DIRECTIONS:
Collect each line holding the string "value".

┌─ RECORD SET

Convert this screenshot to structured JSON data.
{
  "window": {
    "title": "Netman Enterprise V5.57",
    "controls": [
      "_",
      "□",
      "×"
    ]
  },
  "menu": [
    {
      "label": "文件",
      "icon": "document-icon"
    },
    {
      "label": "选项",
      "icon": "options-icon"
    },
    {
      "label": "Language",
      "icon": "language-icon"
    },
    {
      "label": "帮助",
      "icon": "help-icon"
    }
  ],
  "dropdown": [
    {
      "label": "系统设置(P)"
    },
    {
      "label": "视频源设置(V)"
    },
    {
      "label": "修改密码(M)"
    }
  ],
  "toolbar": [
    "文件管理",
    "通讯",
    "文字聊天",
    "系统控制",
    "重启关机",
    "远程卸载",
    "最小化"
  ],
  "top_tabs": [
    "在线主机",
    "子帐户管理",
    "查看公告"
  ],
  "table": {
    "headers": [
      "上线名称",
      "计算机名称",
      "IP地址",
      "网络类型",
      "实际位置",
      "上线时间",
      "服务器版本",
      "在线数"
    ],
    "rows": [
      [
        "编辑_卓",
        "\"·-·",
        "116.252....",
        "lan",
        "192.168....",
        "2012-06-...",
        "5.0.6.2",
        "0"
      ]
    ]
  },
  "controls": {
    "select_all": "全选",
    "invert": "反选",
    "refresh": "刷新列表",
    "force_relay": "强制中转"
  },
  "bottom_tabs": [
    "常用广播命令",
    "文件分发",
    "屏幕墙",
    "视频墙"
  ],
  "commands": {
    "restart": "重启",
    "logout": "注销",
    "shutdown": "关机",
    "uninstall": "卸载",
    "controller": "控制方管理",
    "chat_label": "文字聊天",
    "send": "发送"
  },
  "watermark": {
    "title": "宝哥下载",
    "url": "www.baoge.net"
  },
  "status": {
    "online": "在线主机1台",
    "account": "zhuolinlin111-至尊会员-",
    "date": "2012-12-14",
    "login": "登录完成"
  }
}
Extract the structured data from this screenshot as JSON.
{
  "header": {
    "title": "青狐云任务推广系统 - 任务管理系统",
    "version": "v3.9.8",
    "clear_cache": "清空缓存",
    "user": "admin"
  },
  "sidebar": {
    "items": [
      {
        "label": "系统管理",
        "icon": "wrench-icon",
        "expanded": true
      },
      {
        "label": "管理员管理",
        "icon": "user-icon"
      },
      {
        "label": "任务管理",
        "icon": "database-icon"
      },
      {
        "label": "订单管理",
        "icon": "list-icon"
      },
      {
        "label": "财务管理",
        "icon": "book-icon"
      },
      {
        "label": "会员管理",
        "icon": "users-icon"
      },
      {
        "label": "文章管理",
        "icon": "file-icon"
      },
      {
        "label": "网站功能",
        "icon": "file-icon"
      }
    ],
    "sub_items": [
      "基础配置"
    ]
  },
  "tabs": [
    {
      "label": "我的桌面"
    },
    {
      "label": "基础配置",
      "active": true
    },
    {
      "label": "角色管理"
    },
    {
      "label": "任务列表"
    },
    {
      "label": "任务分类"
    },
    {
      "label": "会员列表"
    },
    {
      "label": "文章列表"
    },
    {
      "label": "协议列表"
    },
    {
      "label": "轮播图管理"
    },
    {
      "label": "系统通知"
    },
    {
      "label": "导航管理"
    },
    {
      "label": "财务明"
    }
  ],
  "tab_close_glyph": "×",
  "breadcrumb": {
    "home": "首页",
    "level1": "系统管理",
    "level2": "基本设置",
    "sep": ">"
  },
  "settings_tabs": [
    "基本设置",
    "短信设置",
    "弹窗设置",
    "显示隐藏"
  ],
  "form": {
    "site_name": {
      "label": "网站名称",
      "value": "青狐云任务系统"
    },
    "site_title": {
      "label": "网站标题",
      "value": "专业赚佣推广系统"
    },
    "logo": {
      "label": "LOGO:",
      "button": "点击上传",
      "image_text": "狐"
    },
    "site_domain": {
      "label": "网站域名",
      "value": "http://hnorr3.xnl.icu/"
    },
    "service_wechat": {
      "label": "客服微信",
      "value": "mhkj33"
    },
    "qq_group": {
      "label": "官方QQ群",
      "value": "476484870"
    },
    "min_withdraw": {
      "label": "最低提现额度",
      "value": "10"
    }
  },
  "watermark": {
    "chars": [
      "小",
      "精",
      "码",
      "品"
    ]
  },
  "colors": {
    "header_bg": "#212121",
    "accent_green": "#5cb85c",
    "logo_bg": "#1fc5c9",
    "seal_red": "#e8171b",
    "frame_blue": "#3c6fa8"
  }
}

└─

FINISHED EXERCISE:
      "value": "青狐云任务系统"
      "value": "专业赚佣推广系统"
      "value": "http://hnorr3.xnl.icu/"
      "value": "mhkj33"
      "value": "476484870"
      "value": "10"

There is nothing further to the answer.